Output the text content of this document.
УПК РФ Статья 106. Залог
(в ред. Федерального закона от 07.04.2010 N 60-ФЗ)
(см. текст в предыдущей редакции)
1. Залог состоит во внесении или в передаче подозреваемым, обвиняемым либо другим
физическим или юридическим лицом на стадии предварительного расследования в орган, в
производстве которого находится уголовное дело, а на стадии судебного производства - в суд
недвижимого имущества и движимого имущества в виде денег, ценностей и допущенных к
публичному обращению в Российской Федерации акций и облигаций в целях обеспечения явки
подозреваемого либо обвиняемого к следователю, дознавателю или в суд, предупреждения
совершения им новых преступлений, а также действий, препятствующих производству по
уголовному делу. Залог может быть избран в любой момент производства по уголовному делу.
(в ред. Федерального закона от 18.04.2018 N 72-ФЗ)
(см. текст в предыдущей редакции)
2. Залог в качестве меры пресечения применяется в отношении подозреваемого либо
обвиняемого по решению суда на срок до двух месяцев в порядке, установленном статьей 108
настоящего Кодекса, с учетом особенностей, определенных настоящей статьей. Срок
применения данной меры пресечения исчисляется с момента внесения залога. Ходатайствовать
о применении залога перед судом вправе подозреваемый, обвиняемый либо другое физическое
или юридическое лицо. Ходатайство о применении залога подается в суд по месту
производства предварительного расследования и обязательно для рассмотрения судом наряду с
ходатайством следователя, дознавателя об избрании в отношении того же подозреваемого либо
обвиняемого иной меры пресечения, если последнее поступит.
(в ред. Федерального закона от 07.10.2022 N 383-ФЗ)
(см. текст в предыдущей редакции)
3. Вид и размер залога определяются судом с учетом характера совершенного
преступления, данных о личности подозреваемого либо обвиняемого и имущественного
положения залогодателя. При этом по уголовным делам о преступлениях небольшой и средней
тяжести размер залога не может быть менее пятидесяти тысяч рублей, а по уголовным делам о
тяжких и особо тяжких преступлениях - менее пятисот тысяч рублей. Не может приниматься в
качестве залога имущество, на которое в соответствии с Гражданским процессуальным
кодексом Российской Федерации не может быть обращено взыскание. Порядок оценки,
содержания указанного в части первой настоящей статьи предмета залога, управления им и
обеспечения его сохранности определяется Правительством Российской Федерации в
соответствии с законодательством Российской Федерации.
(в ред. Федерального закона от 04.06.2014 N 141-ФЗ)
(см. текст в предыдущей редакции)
···
REQUIRED WORK: Extract every record. Keep wording exact.

WORKED ANSWER:
Output the text content of this document.
УПК РФ Статья 106. Залог
(в ред. Федерального закона от 07.04.2010 N 60-ФЗ)
(см. текст в предыдущей редакции)
1. Залог состоит во внесении или в передаче подозреваемым, обвиняемым либо другим
физическим или юридическим лицом на стадии предварительного расследования в орган, в
производстве которого находится уголовное дело, а на стадии судебного производства - в суд
недвижимого имущества и движимого имущества в виде денег, ценностей и допущенных к
публичному обращению в Российской Федерации акций и облигаций в целях обеспечения явки
подозреваемого либо обвиняемого к следователю, дознавателю или в суд, предупреждения
совершения им новых преступлений, а также действий, препятствующих производству по
уголовному делу. Залог может быть избран в любой момент производства по уголовному делу.
(в ред. Федерального закона от 18.04.2018 N 72-ФЗ)
(см. текст в предыдущей редакции)
2. Залог в качестве меры пресечения применяется в отношении подозреваемого либо
обвиняемого по решению суда на срок до двух месяцев в порядке, установленном статьей 108
настоящего Кодекса, с учетом особенностей, определенных настоящей статьей. Срок
применения данной меры пресечения исчисляется с момента внесения залога. Ходатайствовать
о применении залога перед судом вправе подозреваемый, обвиняемый либо другое физическое
или юридическое лицо. Ходатайство о применении залога подается в суд по месту
производства предварительного расследования и обязательно для рассмотрения судом наряду с
ходатайством следователя, дознавателя об избрании в отношении того же подозреваемого либо
обвиняемого иной меры пресечения, если последнее поступит.
(в ред. Федерального закона от 07.10.2022 N 383-ФЗ)
(см. текст в предыдущей редакции)
3. Вид и размер залога определяются судом с учетом характера совершенного
преступления, данных о личности подозреваемого либо обвиняемого и имущественного
положения залогодателя. При этом по уголовным делам о преступлениях небольшой и средней
тяжести размер залога не может быть менее пятидесяти тысяч рублей, а по уголовным делам о
тяжких и особо тяжких преступлениях - менее пятисот тысяч рублей. Не может приниматься в
качестве залога имущество, на которое в соответствии с Гражданским процессуальным
кодексом Российской Федерации не может быть обращено взыскание. Порядок оценки,
содержания указанного в части первой настоящей статьи предмета залога, управления им и
обеспечения его сохранности определяется Правительством Российской Федерации в
соответствии с законодательством Российской Федерации.
(в ред. Федерального закона от 04.06.2014 N 141-ФЗ)
(см. текст в предыдущей редакции)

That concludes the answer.